Given records:
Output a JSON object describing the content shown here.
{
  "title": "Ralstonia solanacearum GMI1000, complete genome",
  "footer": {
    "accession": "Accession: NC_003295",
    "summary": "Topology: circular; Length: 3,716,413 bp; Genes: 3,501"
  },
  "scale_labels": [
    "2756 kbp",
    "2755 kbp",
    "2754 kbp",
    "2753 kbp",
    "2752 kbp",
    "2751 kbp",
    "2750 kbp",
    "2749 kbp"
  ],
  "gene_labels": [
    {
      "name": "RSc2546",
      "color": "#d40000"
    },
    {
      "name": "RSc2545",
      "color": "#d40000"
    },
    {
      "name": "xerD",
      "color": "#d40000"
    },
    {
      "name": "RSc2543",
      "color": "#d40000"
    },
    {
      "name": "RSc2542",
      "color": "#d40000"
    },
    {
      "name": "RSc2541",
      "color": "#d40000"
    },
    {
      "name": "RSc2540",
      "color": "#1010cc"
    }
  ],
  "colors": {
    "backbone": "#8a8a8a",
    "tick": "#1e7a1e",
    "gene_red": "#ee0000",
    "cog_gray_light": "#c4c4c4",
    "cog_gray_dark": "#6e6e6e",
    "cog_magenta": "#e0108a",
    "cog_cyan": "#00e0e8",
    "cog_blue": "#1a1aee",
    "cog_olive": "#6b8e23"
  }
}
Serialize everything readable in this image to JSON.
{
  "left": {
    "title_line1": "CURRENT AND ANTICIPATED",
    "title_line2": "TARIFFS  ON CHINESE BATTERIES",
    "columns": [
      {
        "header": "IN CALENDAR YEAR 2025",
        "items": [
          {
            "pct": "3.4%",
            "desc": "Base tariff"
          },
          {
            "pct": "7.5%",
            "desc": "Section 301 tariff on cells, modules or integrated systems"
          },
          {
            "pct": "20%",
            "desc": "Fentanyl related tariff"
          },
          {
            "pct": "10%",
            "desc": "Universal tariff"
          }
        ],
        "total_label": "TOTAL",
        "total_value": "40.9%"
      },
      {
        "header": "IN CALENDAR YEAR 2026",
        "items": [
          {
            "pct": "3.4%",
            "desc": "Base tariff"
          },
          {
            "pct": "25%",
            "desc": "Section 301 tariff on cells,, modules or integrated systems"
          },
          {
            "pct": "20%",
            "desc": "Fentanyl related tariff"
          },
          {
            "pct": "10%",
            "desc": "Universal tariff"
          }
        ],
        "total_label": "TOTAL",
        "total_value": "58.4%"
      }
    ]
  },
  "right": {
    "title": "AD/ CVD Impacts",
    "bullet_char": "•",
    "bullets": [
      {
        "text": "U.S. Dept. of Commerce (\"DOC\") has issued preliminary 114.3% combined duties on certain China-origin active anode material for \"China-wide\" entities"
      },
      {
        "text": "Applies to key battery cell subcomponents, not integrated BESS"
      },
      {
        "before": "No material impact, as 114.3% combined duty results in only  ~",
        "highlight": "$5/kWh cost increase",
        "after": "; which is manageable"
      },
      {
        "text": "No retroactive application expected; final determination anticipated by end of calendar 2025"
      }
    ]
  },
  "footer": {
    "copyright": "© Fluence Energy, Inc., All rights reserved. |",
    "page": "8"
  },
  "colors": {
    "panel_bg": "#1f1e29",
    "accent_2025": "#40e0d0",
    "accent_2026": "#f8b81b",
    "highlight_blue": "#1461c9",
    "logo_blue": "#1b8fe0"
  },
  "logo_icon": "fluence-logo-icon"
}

What is expected:
Output each line of the listing above that has "combined".

Task output:
        "text": "U.S. Dept. of Commerce (\"DOC\") has issued preliminary 114.3% combined duties on certain China-origin active anode material for \"China-wide\" entities"
        "before": "No material impact, as 114.3% combined duty results in only  ~",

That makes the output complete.